━━━━━ Records for this exercise ━━━━━
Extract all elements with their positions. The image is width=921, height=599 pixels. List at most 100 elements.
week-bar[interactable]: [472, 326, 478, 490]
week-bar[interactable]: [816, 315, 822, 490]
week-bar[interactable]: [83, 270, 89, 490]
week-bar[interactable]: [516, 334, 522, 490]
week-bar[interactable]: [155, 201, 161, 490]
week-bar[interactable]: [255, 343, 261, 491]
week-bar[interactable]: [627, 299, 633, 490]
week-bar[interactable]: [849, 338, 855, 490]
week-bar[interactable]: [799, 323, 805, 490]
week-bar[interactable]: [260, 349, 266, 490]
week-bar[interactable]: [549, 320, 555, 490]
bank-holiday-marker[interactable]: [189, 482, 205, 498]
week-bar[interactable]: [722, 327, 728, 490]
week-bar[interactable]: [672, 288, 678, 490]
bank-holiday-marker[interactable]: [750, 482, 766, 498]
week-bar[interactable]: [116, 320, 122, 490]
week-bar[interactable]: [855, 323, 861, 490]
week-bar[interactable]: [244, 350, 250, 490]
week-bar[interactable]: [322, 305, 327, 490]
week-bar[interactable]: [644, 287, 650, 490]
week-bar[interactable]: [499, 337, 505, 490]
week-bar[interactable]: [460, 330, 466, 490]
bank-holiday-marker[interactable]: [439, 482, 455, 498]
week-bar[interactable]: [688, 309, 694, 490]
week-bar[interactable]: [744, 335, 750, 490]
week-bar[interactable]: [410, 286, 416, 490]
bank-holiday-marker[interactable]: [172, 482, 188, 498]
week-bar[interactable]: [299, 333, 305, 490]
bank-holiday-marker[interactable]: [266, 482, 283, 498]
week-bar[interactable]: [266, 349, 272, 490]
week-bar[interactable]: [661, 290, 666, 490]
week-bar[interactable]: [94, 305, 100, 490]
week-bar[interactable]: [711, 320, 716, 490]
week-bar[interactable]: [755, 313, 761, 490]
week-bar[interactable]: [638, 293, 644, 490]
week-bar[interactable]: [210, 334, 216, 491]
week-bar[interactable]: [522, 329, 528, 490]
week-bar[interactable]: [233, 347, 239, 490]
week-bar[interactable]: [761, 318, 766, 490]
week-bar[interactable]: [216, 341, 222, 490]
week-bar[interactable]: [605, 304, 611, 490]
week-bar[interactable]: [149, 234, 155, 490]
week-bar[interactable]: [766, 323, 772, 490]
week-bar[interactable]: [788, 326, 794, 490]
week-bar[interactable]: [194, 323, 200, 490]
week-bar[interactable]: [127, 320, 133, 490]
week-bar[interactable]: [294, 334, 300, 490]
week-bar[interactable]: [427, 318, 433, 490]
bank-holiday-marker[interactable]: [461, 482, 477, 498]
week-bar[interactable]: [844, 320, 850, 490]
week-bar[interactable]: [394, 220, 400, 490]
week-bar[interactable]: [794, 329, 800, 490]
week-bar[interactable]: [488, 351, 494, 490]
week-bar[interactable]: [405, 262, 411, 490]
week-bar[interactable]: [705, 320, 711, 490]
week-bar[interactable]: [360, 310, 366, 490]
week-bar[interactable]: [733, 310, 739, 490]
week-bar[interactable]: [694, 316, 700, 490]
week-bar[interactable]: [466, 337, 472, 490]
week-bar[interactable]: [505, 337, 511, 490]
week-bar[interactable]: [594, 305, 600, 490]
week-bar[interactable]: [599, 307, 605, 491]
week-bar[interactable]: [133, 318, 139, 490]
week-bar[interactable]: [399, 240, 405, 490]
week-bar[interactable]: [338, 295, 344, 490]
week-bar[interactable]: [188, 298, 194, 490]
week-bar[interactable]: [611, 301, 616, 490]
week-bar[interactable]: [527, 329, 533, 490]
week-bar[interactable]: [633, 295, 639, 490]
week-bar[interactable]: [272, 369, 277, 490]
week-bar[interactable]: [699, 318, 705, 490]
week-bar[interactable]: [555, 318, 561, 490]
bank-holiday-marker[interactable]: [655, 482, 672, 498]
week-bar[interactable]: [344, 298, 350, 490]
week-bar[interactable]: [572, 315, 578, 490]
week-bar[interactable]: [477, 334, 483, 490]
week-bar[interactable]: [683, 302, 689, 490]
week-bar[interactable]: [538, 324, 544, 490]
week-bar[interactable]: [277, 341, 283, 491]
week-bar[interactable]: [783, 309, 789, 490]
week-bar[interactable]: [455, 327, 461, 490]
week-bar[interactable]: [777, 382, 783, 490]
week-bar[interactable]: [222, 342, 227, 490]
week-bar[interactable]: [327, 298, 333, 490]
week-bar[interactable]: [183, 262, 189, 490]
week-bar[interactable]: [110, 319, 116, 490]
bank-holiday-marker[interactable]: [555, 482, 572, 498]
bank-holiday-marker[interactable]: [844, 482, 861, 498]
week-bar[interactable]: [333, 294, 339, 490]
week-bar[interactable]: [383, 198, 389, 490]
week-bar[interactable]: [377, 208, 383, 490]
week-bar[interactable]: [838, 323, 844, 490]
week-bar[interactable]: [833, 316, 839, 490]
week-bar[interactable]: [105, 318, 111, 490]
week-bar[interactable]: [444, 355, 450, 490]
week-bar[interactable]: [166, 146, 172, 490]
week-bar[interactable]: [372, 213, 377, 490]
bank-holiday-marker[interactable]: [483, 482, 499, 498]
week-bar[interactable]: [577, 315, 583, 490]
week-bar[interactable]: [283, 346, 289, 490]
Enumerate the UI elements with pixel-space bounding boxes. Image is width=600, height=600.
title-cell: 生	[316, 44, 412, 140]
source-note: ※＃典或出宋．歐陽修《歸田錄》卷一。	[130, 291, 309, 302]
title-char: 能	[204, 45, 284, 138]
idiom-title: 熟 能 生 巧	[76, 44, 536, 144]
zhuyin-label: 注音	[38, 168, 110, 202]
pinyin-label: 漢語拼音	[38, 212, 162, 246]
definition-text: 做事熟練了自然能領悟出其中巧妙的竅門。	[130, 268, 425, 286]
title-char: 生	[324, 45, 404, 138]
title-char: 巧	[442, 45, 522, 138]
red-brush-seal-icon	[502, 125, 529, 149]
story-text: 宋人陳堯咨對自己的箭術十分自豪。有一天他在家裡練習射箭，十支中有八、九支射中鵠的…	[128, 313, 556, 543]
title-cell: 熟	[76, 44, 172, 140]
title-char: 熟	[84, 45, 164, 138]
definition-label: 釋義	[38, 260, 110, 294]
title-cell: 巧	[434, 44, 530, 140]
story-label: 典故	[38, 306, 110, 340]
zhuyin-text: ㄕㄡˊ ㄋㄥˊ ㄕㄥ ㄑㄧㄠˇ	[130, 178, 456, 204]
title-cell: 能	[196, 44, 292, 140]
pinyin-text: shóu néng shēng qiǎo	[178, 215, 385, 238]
━━━━━
- Short problem
Reproduce every line of the records above verbatim, in the order given.

- Solution
Extract all elements with their positions. The image is width=921, height=599 pixels. List at most 100 elements.
week-bar[interactable]: [472, 326, 478, 490]
week-bar[interactable]: [816, 315, 822, 490]
week-bar[interactable]: [83, 270, 89, 490]
week-bar[interactable]: [516, 334, 522, 490]
week-bar[interactable]: [155, 201, 161, 490]
week-bar[interactable]: [255, 343, 261, 491]
week-bar[interactable]: [627, 299, 633, 490]
week-bar[interactable]: [849, 338, 855, 490]
week-bar[interactable]: [799, 323, 805, 490]
week-bar[interactable]: [260, 349, 266, 490]
week-bar[interactable]: [549, 320, 555, 490]
bank-holiday-marker[interactable]: [189, 482, 205, 498]
week-bar[interactable]: [722, 327, 728, 490]
week-bar[interactable]: [672, 288, 678, 490]
bank-holiday-marker[interactable]: [750, 482, 766, 498]
week-bar[interactable]: [116, 320, 122, 490]
week-bar[interactable]: [855, 323, 861, 490]
week-bar[interactable]: [244, 350, 250, 490]
week-bar[interactable]: [322, 305, 327, 490]
week-bar[interactable]: [644, 287, 650, 490]
week-bar[interactable]: [499, 337, 505, 490]
week-bar[interactable]: [460, 330, 466, 490]
bank-holiday-marker[interactable]: [439, 482, 455, 498]
week-bar[interactable]: [688, 309, 694, 490]
week-bar[interactable]: [744, 335, 750, 490]
week-bar[interactable]: [410, 286, 416, 490]
bank-holiday-marker[interactable]: [172, 482, 188, 498]
week-bar[interactable]: [299, 333, 305, 490]
bank-holiday-marker[interactable]: [266, 482, 283, 498]
week-bar[interactable]: [266, 349, 272, 490]
week-bar[interactable]: [661, 290, 666, 490]
week-bar[interactable]: [94, 305, 100, 490]
week-bar[interactable]: [711, 320, 716, 490]
week-bar[interactable]: [755, 313, 761, 490]
week-bar[interactable]: [638, 293, 644, 490]
week-bar[interactable]: [210, 334, 216, 491]
week-bar[interactable]: [522, 329, 528, 490]
week-bar[interactable]: [233, 347, 239, 490]
week-bar[interactable]: [761, 318, 766, 490]
week-bar[interactable]: [216, 341, 222, 490]
week-bar[interactable]: [605, 304, 611, 490]
week-bar[interactable]: [149, 234, 155, 490]
week-bar[interactable]: [766, 323, 772, 490]
week-bar[interactable]: [788, 326, 794, 490]
week-bar[interactable]: [194, 323, 200, 490]
week-bar[interactable]: [127, 320, 133, 490]
week-bar[interactable]: [294, 334, 300, 490]
week-bar[interactable]: [427, 318, 433, 490]
bank-holiday-marker[interactable]: [461, 482, 477, 498]
week-bar[interactable]: [844, 320, 850, 490]
week-bar[interactable]: [394, 220, 400, 490]
week-bar[interactable]: [794, 329, 800, 490]
week-bar[interactable]: [488, 351, 494, 490]
week-bar[interactable]: [405, 262, 411, 490]
week-bar[interactable]: [705, 320, 711, 490]
week-bar[interactable]: [360, 310, 366, 490]
week-bar[interactable]: [733, 310, 739, 490]
week-bar[interactable]: [694, 316, 700, 490]
week-bar[interactable]: [466, 337, 472, 490]
week-bar[interactable]: [505, 337, 511, 490]
week-bar[interactable]: [594, 305, 600, 490]
week-bar[interactable]: [599, 307, 605, 491]
week-bar[interactable]: [133, 318, 139, 490]
week-bar[interactable]: [399, 240, 405, 490]
week-bar[interactable]: [338, 295, 344, 490]
week-bar[interactable]: [188, 298, 194, 490]
week-bar[interactable]: [611, 301, 616, 490]
week-bar[interactable]: [527, 329, 533, 490]
week-bar[interactable]: [633, 295, 639, 490]
week-bar[interactable]: [272, 369, 277, 490]
week-bar[interactable]: [699, 318, 705, 490]
week-bar[interactable]: [555, 318, 561, 490]
bank-holiday-marker[interactable]: [655, 482, 672, 498]
week-bar[interactable]: [344, 298, 350, 490]
week-bar[interactable]: [572, 315, 578, 490]
week-bar[interactable]: [477, 334, 483, 490]
week-bar[interactable]: [683, 302, 689, 490]
week-bar[interactable]: [538, 324, 544, 490]
week-bar[interactable]: [277, 341, 283, 491]
week-bar[interactable]: [783, 309, 789, 490]
week-bar[interactable]: [455, 327, 461, 490]
week-bar[interactable]: [777, 382, 783, 490]
week-bar[interactable]: [222, 342, 227, 490]
week-bar[interactable]: [327, 298, 333, 490]
week-bar[interactable]: [183, 262, 189, 490]
week-bar[interactable]: [110, 319, 116, 490]
bank-holiday-marker[interactable]: [555, 482, 572, 498]
bank-holiday-marker[interactable]: [844, 482, 861, 498]
week-bar[interactable]: [333, 294, 339, 490]
week-bar[interactable]: [383, 198, 389, 490]
week-bar[interactable]: [377, 208, 383, 490]
week-bar[interactable]: [838, 323, 844, 490]
week-bar[interactable]: [833, 316, 839, 490]
week-bar[interactable]: [105, 318, 111, 490]
week-bar[interactable]: [444, 355, 450, 490]
week-bar[interactable]: [166, 146, 172, 490]
week-bar[interactable]: [372, 213, 377, 490]
bank-holiday-marker[interactable]: [483, 482, 499, 498]
week-bar[interactable]: [577, 315, 583, 490]
week-bar[interactable]: [283, 346, 289, 490]
Enumerate the UI elements with pixel-space bounding boxes. Image is width=600, height=600.
title-cell: 生	[316, 44, 412, 140]
source-note: ※＃典或出宋．歐陽修《歸田錄》卷一。	[130, 291, 309, 302]
title-char: 能	[204, 45, 284, 138]
idiom-title: 熟 能 生 巧	[76, 44, 536, 144]
zhuyin-label: 注音	[38, 168, 110, 202]
pinyin-label: 漢語拼音	[38, 212, 162, 246]
definition-text: 做事熟練了自然能領悟出其中巧妙的竅門。	[130, 268, 425, 286]
title-char: 生	[324, 45, 404, 138]
title-char: 巧	[442, 45, 522, 138]
red-brush-seal-icon	[502, 125, 529, 149]
story-text: 宋人陳堯咨對自己的箭術十分自豪。有一天他在家裡練習射箭，十支中有八、九支射中鵠的…	[128, 313, 556, 543]
title-cell: 熟	[76, 44, 172, 140]
title-char: 熟	[84, 45, 164, 138]
definition-label: 釋義	[38, 260, 110, 294]
title-cell: 巧	[434, 44, 530, 140]
story-label: 典故	[38, 306, 110, 340]
zhuyin-text: ㄕㄡˊ ㄋㄥˊ ㄕㄥ ㄑㄧㄠˇ	[130, 178, 456, 204]
title-cell: 能	[196, 44, 292, 140]
pinyin-text: shóu néng shēng qiǎo	[178, 215, 385, 238]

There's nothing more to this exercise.